GIVEN REQUEST
Switch "chevron-down-icon" to "dropdown-arrow-icon" in the stretch from the line containing "table-name-input[interactable] [24,150,332,179]" through the line containing "read-permission-label: READ PERMISSION". Give back only those lines, otherwise unchanged.

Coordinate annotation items
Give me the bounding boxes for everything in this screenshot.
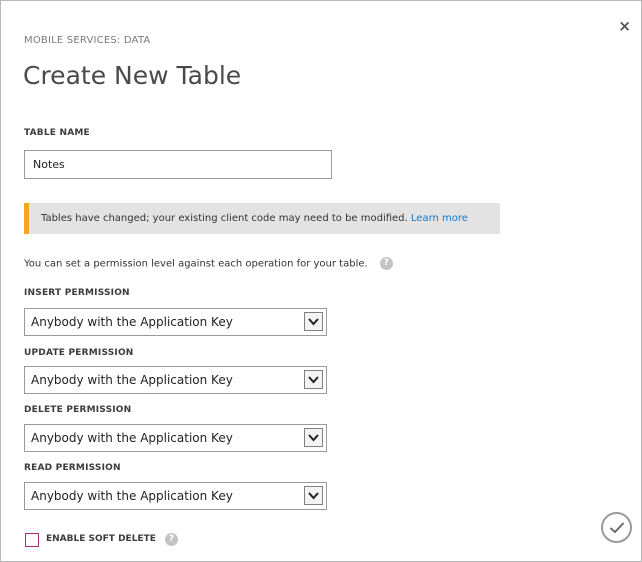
table-name-input[interactable] [24,150,332,179]
update-permission-value: Anybody with the Application Key [31,373,233,387]
chevron-down-icon[interactable] [304,486,323,505]
insert-permission-label: INSERT PERMISSION [24,288,130,298]
read-permission-label: READ PERMISSION [24,463,121,473]
soft-delete-label: ENABLE SOFT DELETE [46,534,156,544]
page-title: Create New Table [23,61,242,90]
permissions-help: You can set a permission level against e… [24,257,393,270]
update-permission-label: UPDATE PERMISSION [24,348,134,358]
insert-permission-select[interactable]: Anybody with the Application Key [24,308,327,336]
checkmark-icon [609,522,625,534]
permissions-help-text: You can set a permission level against e… [24,258,368,270]
soft-delete-checkbox[interactable] [25,533,39,547]
change-notice: Tables have changed; your existing clien… [24,203,500,234]
read-permission-select[interactable]: Anybody with the Application Key [24,482,327,510]
help-icon[interactable]: ? [165,533,178,546]
read-permission-value: Anybody with the Application Key [31,489,233,503]
learn-more-link[interactable]: Learn more [411,213,468,224]
delete-permission-value: Anybody with the Application Key [31,431,233,445]
confirm-button[interactable] [601,512,632,543]
table-name-label: TABLE NAME [24,128,90,138]
update-permission-select[interactable]: Anybody with the Application Key [24,366,327,394]
chevron-down-icon[interactable] [304,428,323,447]
delete-permission-label: DELETE PERMISSION [24,405,132,415]
close-button[interactable]: × [618,19,631,34]
chevron-down-icon[interactable] [304,370,323,389]
help-icon[interactable]: ? [379,257,393,270]
create-table-dialog: × MOBILE SERVICES: DATA Create New Table… [0,0,642,562]
chevron-down-icon[interactable] [304,312,323,331]
section-label: MOBILE SERVICES: DATA [24,35,151,46]
notice-text: Tables have changed; your existing clien… [41,213,408,224]
insert-permission-value: Anybody with the Application Key [31,315,233,329]
delete-permission-select[interactable]: Anybody with the Application Key [24,424,327,452]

RESPONSE TO THIS TASK
table-name-input[interactable] [24,150,332,179]
update-permission-value: Anybody with the Application Key [31,373,233,387]
dropdown-arrow-icon[interactable] [304,486,323,505]
insert-permission-label: INSERT PERMISSION [24,288,130,298]
read-permission-label: READ PERMISSION [24,463,121,473]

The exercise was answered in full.